SHORT EXERCISE >>
Pick out every line in the data below that holds "Möhnesee".

[start]

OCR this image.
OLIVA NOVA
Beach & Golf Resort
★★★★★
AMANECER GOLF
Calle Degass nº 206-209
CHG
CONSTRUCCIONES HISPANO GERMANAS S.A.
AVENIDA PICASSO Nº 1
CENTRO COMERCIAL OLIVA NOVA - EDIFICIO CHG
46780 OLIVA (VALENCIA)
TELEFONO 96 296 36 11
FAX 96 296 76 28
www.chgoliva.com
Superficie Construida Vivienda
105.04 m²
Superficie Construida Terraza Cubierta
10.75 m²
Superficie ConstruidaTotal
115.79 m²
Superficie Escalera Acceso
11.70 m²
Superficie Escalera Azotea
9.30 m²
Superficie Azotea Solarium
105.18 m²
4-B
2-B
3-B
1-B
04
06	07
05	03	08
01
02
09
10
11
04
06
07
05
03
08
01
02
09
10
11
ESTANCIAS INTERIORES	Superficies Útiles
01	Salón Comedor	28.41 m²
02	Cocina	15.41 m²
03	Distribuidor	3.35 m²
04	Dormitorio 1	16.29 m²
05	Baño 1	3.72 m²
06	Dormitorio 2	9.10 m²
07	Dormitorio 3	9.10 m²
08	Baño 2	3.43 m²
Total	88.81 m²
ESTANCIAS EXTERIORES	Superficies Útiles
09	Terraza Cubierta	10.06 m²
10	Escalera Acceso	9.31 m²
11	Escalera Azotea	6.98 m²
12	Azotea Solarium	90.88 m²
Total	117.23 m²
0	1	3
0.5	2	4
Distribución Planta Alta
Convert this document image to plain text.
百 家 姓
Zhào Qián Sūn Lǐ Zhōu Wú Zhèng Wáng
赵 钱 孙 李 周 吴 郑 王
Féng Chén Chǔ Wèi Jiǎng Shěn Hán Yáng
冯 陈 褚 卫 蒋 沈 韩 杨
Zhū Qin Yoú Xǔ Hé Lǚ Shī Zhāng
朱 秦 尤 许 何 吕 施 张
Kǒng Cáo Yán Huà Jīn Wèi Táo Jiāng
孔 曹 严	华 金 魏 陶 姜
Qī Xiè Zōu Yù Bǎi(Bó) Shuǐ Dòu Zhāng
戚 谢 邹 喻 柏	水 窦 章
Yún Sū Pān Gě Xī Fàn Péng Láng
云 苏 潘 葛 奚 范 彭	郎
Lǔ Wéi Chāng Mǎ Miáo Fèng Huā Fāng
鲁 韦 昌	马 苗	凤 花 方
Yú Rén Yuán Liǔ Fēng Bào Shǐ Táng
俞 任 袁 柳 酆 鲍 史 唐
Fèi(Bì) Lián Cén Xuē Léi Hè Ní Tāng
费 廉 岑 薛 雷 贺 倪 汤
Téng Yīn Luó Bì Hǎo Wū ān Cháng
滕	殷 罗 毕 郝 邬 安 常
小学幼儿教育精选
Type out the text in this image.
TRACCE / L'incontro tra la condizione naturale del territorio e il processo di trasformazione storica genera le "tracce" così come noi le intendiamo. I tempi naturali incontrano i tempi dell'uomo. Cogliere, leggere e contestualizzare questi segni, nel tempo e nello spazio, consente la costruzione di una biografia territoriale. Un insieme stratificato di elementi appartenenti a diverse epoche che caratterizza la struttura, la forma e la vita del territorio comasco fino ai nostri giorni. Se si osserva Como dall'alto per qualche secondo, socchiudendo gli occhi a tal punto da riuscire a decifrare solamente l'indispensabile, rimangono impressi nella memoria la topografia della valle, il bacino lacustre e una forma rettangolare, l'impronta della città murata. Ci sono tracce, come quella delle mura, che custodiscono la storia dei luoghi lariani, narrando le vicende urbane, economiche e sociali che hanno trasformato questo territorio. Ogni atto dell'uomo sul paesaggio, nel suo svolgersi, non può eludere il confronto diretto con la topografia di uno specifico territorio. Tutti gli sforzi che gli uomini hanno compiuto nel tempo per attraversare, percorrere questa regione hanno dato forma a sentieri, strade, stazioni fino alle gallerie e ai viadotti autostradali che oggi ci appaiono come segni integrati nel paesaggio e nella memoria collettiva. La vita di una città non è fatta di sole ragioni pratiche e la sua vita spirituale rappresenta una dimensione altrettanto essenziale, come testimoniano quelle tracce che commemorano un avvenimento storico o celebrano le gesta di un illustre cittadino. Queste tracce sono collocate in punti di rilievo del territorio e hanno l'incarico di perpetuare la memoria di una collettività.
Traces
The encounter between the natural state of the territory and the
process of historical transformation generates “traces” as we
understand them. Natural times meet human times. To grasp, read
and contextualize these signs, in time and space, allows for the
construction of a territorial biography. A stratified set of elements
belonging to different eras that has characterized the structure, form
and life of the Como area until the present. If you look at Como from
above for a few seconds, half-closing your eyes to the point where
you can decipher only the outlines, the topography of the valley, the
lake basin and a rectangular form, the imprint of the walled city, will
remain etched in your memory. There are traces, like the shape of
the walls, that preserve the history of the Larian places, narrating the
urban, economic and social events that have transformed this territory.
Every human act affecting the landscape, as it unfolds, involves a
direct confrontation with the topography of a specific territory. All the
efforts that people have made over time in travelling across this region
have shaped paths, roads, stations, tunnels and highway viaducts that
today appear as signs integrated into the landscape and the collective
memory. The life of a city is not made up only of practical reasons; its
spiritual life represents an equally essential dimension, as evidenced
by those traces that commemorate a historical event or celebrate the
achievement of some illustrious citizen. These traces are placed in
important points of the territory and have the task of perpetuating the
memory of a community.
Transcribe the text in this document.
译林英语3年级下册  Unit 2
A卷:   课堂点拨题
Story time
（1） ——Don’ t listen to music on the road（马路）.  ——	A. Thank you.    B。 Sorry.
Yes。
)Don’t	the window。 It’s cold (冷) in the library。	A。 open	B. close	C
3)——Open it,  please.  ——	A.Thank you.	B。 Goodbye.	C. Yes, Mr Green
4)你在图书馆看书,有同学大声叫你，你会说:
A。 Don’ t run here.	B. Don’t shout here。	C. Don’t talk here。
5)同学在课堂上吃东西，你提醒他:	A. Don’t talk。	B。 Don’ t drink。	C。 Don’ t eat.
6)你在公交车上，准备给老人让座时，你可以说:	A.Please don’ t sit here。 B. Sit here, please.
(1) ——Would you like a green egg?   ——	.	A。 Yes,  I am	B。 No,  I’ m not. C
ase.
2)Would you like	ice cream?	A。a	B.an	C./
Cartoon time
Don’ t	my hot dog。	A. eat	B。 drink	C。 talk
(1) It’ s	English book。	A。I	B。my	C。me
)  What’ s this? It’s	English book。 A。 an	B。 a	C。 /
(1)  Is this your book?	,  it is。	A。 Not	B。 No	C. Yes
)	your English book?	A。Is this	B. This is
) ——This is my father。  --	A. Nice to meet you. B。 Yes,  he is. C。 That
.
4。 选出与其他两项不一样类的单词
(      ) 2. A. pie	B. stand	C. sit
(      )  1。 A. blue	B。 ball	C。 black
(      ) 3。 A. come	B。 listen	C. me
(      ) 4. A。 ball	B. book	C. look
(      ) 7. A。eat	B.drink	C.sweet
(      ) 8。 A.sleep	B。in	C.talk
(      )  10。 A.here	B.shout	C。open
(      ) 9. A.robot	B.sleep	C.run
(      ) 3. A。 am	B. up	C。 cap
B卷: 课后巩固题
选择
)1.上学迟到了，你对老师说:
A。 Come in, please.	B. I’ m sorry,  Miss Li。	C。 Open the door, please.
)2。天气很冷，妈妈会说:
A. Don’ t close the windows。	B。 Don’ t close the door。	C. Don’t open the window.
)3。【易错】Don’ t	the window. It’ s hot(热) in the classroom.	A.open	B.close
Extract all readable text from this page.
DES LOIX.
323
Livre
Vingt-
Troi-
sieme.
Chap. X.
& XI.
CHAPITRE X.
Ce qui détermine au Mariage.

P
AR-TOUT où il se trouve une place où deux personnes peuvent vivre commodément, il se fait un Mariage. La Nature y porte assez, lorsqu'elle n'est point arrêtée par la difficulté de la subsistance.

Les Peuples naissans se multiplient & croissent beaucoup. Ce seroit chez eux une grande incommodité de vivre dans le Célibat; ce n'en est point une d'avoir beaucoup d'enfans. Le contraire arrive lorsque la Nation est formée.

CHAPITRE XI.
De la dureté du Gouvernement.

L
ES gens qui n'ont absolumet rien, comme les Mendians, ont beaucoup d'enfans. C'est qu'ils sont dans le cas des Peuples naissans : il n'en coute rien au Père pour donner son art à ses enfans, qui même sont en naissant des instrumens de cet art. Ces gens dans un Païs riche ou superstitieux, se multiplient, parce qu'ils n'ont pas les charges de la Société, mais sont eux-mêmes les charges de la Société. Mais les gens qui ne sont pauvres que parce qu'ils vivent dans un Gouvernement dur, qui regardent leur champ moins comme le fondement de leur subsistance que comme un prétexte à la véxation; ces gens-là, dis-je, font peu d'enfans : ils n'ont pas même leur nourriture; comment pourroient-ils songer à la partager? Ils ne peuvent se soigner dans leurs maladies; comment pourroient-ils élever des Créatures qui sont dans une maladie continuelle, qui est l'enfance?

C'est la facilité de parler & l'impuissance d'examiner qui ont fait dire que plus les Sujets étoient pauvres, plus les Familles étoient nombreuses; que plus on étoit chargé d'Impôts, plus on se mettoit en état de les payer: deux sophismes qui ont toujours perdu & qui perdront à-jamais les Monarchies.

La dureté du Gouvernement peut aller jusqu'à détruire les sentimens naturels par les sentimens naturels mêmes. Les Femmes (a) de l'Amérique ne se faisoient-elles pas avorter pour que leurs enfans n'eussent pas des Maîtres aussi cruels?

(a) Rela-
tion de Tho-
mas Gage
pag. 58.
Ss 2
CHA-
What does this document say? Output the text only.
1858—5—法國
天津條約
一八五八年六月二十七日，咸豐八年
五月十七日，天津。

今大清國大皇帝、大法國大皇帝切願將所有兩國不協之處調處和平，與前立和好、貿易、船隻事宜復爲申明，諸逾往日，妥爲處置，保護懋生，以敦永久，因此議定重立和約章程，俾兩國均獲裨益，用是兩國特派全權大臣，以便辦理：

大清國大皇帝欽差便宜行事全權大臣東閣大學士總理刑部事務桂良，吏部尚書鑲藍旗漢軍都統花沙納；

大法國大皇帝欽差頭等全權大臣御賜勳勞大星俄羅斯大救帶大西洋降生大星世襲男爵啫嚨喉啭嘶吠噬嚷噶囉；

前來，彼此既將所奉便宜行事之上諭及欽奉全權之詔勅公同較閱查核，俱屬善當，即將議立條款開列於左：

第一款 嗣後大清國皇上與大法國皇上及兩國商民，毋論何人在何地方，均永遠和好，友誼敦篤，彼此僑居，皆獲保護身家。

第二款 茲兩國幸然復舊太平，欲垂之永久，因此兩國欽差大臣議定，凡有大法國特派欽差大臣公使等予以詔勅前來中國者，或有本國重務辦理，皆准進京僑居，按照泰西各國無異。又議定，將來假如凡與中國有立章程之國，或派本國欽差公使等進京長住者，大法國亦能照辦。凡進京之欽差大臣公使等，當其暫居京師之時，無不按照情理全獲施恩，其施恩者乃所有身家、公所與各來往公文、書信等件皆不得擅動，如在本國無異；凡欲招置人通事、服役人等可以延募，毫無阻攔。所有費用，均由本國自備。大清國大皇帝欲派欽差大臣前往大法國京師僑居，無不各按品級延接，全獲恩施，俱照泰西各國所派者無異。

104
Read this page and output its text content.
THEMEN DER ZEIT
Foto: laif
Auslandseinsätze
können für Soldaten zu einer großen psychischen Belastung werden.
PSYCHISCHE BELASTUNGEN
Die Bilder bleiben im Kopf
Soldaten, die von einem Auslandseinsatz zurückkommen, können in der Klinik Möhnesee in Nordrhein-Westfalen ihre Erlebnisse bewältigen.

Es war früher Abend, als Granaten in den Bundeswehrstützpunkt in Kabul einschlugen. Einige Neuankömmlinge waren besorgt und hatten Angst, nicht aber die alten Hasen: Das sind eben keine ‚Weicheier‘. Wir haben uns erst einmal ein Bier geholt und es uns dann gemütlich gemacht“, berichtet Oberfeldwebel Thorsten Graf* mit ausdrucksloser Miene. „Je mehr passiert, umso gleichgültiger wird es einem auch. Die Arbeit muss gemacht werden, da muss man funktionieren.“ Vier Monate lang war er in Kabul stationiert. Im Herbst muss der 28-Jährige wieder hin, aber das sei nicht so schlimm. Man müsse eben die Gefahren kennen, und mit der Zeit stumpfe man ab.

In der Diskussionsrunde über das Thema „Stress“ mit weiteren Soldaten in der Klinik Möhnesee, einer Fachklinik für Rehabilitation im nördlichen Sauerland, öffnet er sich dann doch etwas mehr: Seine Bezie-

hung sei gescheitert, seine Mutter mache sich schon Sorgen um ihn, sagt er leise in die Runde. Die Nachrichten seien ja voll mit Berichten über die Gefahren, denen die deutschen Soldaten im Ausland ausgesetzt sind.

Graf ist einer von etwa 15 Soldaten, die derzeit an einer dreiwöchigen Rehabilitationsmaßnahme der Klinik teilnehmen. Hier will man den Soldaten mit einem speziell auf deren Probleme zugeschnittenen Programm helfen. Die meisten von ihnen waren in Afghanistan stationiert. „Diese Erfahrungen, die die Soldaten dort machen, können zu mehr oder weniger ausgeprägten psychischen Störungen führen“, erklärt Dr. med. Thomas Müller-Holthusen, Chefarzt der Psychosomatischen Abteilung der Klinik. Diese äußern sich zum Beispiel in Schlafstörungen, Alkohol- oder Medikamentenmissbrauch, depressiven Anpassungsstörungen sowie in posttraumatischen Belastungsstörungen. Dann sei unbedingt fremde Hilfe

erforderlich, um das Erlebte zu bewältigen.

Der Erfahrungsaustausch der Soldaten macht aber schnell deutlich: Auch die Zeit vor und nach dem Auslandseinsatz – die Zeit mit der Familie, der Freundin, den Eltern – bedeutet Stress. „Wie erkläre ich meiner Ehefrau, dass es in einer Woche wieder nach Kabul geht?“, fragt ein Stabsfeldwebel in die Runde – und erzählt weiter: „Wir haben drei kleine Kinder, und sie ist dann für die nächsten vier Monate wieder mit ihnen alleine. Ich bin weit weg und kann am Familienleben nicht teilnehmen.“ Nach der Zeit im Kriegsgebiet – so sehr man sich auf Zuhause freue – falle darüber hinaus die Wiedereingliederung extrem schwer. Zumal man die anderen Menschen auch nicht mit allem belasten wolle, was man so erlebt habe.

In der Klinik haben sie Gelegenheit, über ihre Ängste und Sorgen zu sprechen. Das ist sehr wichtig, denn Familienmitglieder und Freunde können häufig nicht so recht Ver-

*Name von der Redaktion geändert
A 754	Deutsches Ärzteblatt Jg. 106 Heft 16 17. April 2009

[end]

TASK RESPONSE >>
Soldaten, die von einem Auslandseinsatz zurückkommen, können in der Klinik Möhnesee in Nordrhein-Westfalen ihre Erlebnisse bewältigen.
In der Diskussionsrunde über das Thema „Stress“ mit weiteren Soldaten in der Klinik Möhnesee, einer Fachklinik für Rehabilitation im nördlichen Sauerland, öffnet er sich dann doch etwas mehr: Seine Bezie-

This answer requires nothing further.